EXERCISE :: Could you arrange the lines below, from the one containing "Localize all elements." through the one containing "267, 330, 277]", inclusive, as a numbered list with any blank lines left out?

PROVIDED INFORMATION ::
◇ ◇ ◇ ◇

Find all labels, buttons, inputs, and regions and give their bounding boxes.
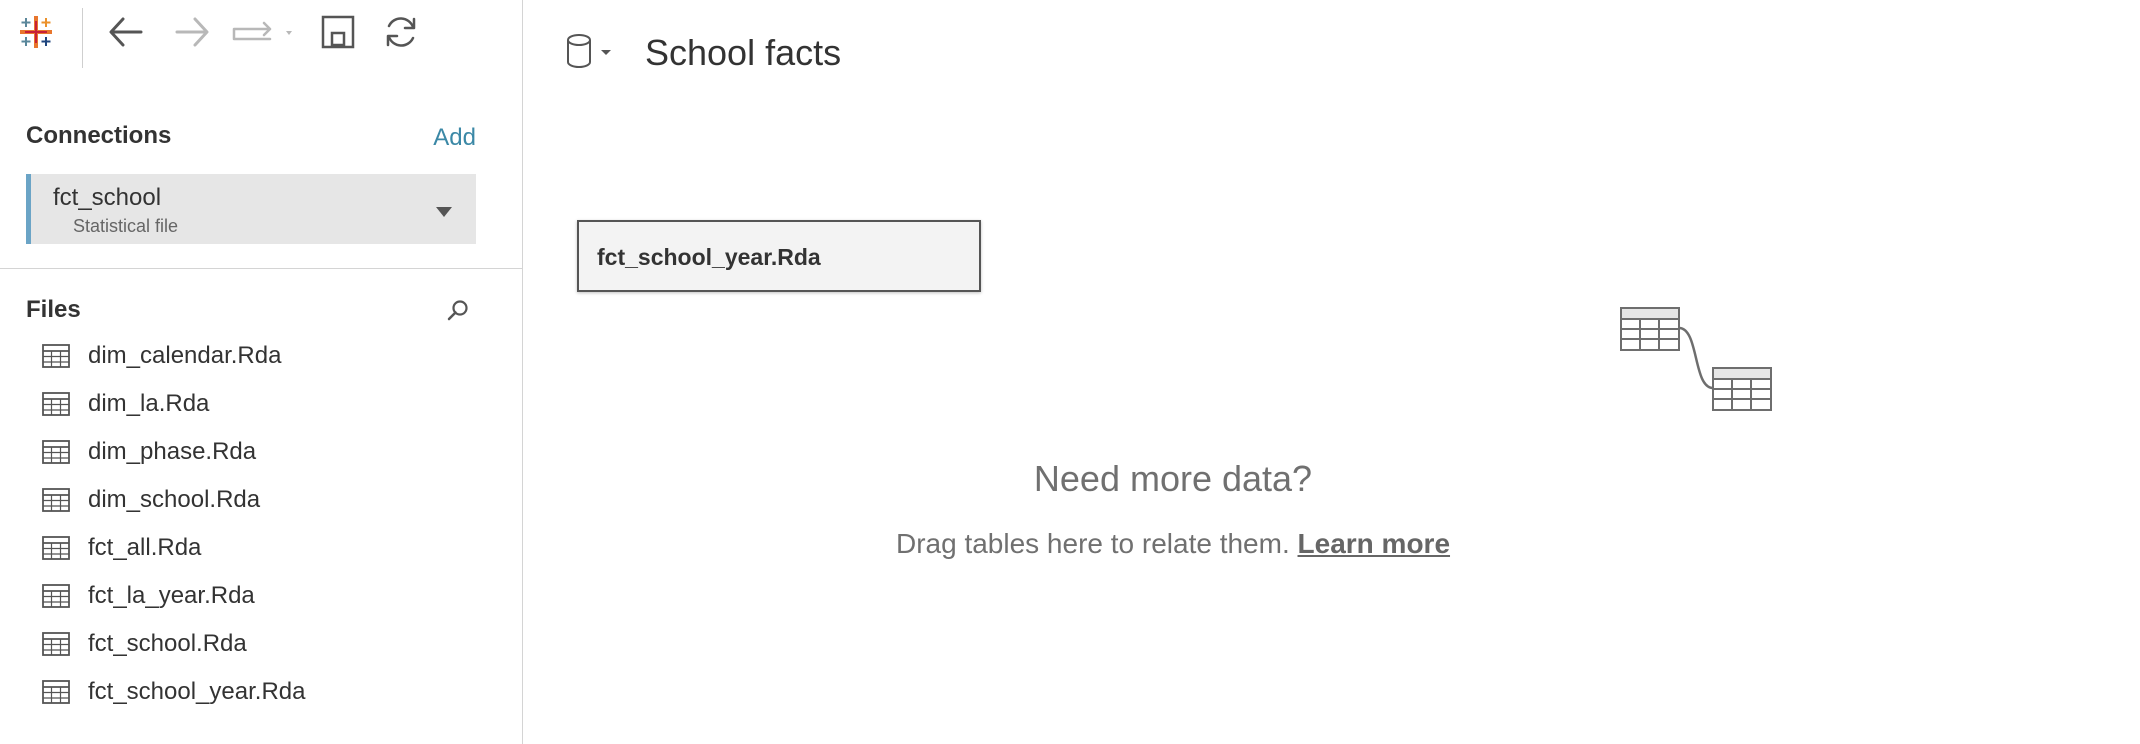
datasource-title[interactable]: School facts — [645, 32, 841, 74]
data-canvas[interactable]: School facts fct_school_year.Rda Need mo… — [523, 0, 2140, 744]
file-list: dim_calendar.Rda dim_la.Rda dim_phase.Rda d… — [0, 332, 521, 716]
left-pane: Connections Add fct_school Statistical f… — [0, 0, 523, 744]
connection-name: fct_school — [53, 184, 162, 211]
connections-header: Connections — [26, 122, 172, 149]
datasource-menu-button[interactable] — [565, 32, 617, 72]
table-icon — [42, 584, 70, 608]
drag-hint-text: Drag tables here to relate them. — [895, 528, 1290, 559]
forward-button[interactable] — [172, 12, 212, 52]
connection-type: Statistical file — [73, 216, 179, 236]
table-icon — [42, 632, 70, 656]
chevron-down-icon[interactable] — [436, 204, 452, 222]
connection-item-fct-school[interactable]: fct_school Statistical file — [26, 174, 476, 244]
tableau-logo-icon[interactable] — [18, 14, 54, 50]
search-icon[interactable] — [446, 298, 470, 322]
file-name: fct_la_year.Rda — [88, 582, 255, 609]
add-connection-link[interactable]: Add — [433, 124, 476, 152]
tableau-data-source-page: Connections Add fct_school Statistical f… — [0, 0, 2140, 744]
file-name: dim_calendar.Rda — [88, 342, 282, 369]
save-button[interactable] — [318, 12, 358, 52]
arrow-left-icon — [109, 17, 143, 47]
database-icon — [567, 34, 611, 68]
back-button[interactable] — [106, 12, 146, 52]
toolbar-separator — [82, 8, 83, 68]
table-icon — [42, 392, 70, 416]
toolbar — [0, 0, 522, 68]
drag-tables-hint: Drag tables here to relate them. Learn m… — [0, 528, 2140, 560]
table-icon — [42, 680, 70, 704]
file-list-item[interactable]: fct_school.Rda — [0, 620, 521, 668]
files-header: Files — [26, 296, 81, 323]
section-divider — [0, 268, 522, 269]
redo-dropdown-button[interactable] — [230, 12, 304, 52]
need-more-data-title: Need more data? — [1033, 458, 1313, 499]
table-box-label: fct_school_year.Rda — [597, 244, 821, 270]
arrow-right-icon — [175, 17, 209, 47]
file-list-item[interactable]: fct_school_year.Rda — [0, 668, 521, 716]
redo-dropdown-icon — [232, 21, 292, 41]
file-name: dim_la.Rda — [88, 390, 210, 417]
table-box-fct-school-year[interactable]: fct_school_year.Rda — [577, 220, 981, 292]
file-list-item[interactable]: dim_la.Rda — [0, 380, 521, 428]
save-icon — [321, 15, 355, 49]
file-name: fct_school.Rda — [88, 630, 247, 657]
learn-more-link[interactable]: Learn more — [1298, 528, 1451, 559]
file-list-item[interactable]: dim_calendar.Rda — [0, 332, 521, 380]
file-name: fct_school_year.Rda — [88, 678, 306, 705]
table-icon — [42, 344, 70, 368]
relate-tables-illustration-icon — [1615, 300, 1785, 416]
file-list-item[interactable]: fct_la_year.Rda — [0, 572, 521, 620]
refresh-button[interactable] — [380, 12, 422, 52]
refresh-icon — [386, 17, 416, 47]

◇ ◇ ◇ ◇

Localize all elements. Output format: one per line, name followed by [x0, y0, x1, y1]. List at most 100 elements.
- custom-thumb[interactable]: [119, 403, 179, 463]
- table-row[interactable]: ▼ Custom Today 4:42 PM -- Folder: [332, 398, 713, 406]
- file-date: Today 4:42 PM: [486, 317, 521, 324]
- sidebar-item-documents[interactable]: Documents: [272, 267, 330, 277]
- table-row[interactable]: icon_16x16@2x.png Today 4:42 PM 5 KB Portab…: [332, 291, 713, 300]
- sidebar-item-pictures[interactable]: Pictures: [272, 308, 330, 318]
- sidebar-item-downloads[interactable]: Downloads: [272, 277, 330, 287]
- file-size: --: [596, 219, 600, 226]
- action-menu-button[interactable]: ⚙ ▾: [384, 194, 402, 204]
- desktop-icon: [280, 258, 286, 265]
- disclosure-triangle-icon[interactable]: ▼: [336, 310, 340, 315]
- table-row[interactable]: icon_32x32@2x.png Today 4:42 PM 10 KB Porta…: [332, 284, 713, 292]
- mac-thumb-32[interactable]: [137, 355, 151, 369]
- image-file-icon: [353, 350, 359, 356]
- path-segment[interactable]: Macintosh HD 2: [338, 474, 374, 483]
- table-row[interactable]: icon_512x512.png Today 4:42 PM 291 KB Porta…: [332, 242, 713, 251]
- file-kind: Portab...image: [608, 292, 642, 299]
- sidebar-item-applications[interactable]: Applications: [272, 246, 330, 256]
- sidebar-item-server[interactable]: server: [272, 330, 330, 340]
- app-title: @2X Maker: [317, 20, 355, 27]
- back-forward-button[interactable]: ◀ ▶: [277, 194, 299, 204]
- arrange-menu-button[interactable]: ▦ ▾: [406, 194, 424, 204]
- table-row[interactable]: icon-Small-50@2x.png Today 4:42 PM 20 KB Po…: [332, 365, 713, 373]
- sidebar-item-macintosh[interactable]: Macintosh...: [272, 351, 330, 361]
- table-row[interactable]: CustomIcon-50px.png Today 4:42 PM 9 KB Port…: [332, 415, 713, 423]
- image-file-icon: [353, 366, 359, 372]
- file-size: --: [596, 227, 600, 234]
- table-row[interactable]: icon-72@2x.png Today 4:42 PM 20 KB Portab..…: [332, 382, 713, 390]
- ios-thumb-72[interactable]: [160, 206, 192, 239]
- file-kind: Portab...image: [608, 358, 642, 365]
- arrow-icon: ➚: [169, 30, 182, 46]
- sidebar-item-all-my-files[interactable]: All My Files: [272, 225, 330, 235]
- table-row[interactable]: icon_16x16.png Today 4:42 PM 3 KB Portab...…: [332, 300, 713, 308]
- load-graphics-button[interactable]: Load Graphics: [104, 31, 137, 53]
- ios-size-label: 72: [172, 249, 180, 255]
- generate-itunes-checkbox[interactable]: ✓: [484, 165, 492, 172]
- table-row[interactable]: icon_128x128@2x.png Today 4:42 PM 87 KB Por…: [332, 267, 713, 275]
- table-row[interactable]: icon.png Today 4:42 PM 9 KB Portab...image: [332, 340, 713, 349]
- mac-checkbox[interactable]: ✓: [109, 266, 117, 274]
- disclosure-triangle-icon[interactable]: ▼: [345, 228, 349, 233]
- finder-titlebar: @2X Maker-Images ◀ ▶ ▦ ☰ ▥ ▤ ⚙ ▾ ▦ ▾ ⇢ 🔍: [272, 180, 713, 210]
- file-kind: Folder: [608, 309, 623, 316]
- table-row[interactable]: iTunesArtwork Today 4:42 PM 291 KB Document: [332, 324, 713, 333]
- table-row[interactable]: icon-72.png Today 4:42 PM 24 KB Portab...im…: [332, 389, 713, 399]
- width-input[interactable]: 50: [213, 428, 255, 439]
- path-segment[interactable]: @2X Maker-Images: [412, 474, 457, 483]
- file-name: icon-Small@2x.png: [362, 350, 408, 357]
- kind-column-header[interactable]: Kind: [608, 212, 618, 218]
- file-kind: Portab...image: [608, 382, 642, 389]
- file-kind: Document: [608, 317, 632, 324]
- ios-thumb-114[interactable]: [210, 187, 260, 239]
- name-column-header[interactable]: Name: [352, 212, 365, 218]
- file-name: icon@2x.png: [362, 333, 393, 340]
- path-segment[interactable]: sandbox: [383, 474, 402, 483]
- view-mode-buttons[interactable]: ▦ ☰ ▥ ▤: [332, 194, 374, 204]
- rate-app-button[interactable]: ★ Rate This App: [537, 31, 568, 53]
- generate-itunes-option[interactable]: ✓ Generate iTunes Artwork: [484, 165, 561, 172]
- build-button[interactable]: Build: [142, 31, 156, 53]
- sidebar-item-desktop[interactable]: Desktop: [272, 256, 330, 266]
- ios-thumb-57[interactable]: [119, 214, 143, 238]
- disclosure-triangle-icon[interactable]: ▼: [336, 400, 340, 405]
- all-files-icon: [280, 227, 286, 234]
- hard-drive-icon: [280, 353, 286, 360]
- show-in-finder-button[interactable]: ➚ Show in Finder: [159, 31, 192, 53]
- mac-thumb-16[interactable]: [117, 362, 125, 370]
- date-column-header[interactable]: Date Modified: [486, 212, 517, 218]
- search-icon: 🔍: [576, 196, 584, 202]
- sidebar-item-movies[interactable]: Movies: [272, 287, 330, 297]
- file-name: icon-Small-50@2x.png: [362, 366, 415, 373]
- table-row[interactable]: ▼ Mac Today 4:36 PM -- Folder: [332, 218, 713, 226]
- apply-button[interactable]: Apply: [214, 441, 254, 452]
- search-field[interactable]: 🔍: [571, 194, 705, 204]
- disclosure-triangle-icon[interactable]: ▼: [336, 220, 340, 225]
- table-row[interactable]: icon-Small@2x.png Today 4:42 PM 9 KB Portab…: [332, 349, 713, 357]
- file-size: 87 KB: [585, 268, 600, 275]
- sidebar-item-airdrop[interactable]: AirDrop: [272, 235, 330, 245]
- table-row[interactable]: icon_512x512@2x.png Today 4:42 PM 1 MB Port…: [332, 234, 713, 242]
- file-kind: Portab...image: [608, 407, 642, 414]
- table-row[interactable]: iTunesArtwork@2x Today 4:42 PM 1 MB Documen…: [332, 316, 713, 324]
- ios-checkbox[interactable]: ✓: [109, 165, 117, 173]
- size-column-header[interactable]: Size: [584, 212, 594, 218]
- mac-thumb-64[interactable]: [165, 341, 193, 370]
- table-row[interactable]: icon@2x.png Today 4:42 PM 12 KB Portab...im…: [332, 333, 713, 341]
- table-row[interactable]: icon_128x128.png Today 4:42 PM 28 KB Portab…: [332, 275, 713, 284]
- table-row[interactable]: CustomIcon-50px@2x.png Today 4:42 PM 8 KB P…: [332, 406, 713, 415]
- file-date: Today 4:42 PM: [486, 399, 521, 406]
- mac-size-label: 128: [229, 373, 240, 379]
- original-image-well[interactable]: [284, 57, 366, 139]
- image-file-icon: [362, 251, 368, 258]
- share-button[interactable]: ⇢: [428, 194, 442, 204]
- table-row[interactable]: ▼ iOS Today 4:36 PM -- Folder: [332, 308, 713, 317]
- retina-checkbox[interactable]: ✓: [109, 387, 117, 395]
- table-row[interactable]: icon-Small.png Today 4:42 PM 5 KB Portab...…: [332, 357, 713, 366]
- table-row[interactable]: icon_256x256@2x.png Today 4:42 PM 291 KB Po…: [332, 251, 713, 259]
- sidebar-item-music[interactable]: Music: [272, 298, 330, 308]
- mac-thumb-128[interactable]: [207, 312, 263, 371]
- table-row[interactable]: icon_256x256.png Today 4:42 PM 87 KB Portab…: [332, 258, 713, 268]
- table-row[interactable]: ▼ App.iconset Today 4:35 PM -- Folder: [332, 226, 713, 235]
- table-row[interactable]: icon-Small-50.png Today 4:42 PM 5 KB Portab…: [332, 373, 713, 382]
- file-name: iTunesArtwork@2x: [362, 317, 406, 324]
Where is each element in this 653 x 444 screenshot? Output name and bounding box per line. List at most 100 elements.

◇ ◇ ◇ ◇

OUTPUT ::
1. Localize all elements. Output format: one per line, name followed by [x0, y0, x1, y1]. List at most 100 elements.
2. - custom-thumb[interactable]: [119, 403, 179, 463]
3. - table-row[interactable]: ▼ Custom Today 4:42 PM -- Folder: [332, 398, 713, 406]
4. - file-date: Today 4:42 PM: [486, 317, 521, 324]
5. - sidebar-item-documents[interactable]: Documents: [272, 267, 330, 277]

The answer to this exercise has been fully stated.